- [EXERCISE INPUTS]:
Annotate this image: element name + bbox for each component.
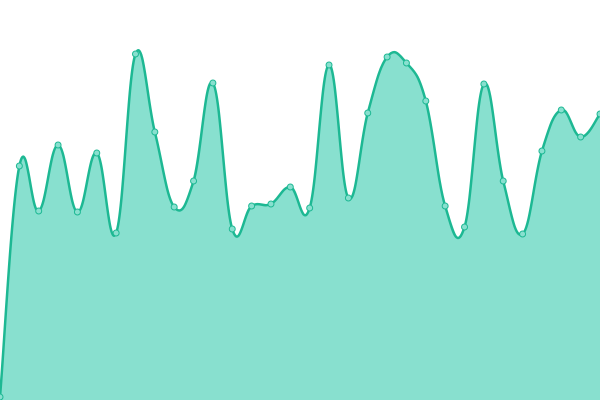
point — [248, 202, 256, 210]
point — [480, 80, 488, 88]
point — [325, 61, 333, 69]
point — [499, 177, 507, 185]
point — [306, 204, 314, 212]
point — [93, 149, 101, 157]
point — [228, 225, 236, 233]
point — [344, 194, 352, 202]
point — [596, 110, 600, 118]
point — [364, 109, 372, 117]
point — [557, 106, 565, 114]
point — [383, 53, 391, 61]
point — [54, 141, 62, 149]
point — [209, 79, 217, 87]
point — [461, 223, 469, 231]
point — [151, 128, 159, 136]
point — [35, 207, 43, 215]
point — [112, 229, 120, 237]
point — [286, 183, 294, 191]
point — [538, 147, 546, 155]
point — [0, 393, 4, 400]
point — [422, 97, 430, 105]
point — [15, 162, 23, 170]
point — [519, 230, 527, 238]
area-fill — [0, 50, 600, 400]
point — [577, 133, 585, 141]
point — [441, 202, 449, 210]
point — [131, 50, 139, 58]
point — [402, 59, 410, 67]
point — [73, 208, 81, 216]
point — [190, 177, 198, 185]
point — [267, 200, 275, 208]
point — [170, 203, 178, 211]
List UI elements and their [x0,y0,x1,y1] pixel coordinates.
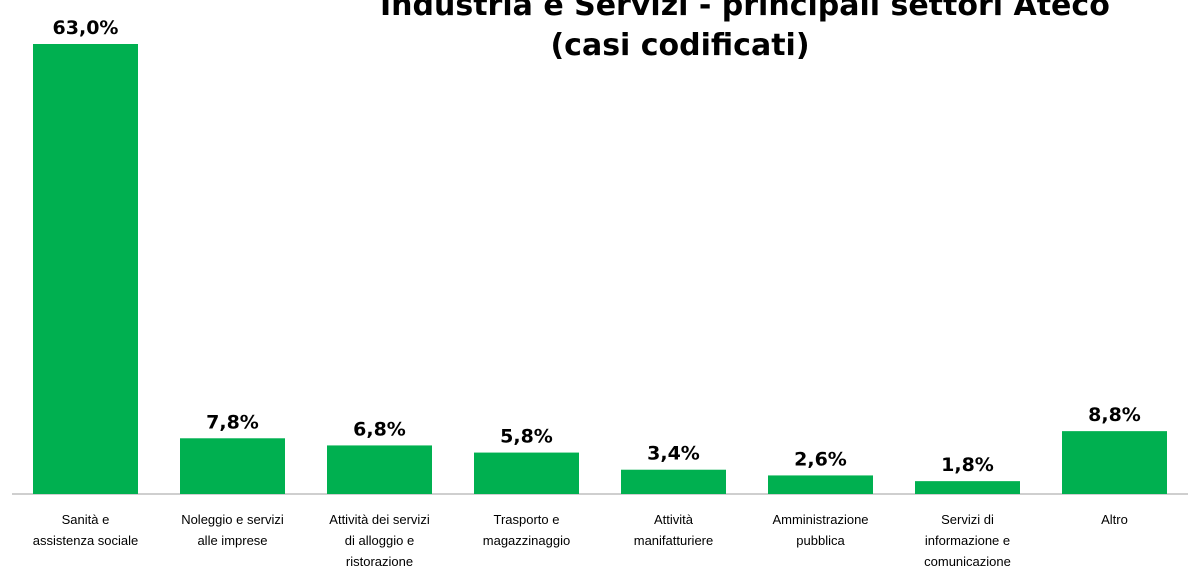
bar-7 [1062,431,1167,494]
category-label-4: Attività manifatturiere [634,512,713,548]
category-label-2: Attività dei servizi di alloggio e ristora… [329,512,430,569]
category-label-6: Servizi di informazione e comunicazione [924,512,1011,569]
category-label-3: Trasporto e magazzinaggio [483,512,570,548]
data-label-4: 3,4% [647,443,700,465]
data-label-7: 8,8% [1088,404,1141,426]
category-label-7: Altro [1101,512,1128,527]
category-label-5: Amministrazione pubblica [772,512,868,548]
bar-1 [180,438,285,494]
data-label-6: 1,8% [941,454,994,476]
data-label-5: 2,6% [794,448,847,470]
data-label-3: 5,8% [500,426,553,448]
data-label-2: 6,8% [353,418,406,440]
bar-2 [327,445,432,494]
bar-3 [474,452,579,494]
category-label-0: Sanità e assistenza sociale [33,512,139,548]
bar-4 [621,469,726,494]
bar-5 [768,475,873,494]
bar-0 [33,44,138,494]
chart-title-line-1: Industria e Servizi - principali settori… [380,0,1110,23]
chart-title-line-2: (casi codificati) [550,28,810,63]
data-label-0: 63,0% [53,17,119,39]
category-label-1: Noleggio e servizi alle imprese [181,512,284,548]
data-label-1: 7,8% [206,411,259,433]
bar-6 [915,481,1020,494]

- [DIRECTION]:
Can you reproduce every line above word for word, leaving out the pictures?

- [COMPLETED TASK]:
Annotate this image: element name + bbox for each component.
point — [248, 202, 256, 210]
point — [480, 80, 488, 88]
point — [325, 61, 333, 69]
point — [499, 177, 507, 185]
point — [306, 204, 314, 212]
point — [93, 149, 101, 157]
point — [228, 225, 236, 233]
point — [344, 194, 352, 202]
point — [596, 110, 600, 118]
point — [364, 109, 372, 117]
point — [557, 106, 565, 114]
point — [383, 53, 391, 61]
point — [54, 141, 62, 149]
point — [209, 79, 217, 87]
point — [461, 223, 469, 231]
point — [151, 128, 159, 136]
point — [35, 207, 43, 215]
point — [112, 229, 120, 237]
point — [286, 183, 294, 191]
point — [538, 147, 546, 155]
point — [0, 393, 4, 400]
point — [422, 97, 430, 105]
point — [15, 162, 23, 170]
point — [519, 230, 527, 238]
area-fill — [0, 50, 600, 400]
point — [577, 133, 585, 141]
point — [441, 202, 449, 210]
point — [131, 50, 139, 58]
point — [402, 59, 410, 67]
point — [73, 208, 81, 216]
point — [190, 177, 198, 185]
point — [267, 200, 275, 208]
point — [170, 203, 178, 211]
List UI elements and their [x0,y0,x1,y1] pixel coordinates.
bar-7 [1062,431,1167,494]
category-label-4: Attività manifatturiere [634,512,713,548]
category-label-2: Attività dei servizi di alloggio e ristora… [329,512,430,569]
category-label-6: Servizi di informazione e comunicazione [924,512,1011,569]
category-label-3: Trasporto e magazzinaggio [483,512,570,548]
data-label-4: 3,4% [647,443,700,465]
data-label-7: 8,8% [1088,404,1141,426]
category-label-7: Altro [1101,512,1128,527]
category-label-5: Amministrazione pubblica [772,512,868,548]
bar-1 [180,438,285,494]
data-label-6: 1,8% [941,454,994,476]
data-label-5: 2,6% [794,448,847,470]
data-label-3: 5,8% [500,426,553,448]
data-label-2: 6,8% [353,418,406,440]
bar-2 [327,445,432,494]
bar-3 [474,452,579,494]
category-label-0: Sanità e assistenza sociale [33,512,139,548]
bar-4 [621,469,726,494]
bar-5 [768,475,873,494]
bar-0 [33,44,138,494]
chart-title-line-1: Industria e Servizi - principali settori… [380,0,1110,23]
chart-title-line-2: (casi codificati) [550,28,810,63]
data-label-0: 63,0% [53,17,119,39]
category-label-1: Noleggio e servizi alle imprese [181,512,284,548]
data-label-1: 7,8% [206,411,259,433]
bar-6 [915,481,1020,494]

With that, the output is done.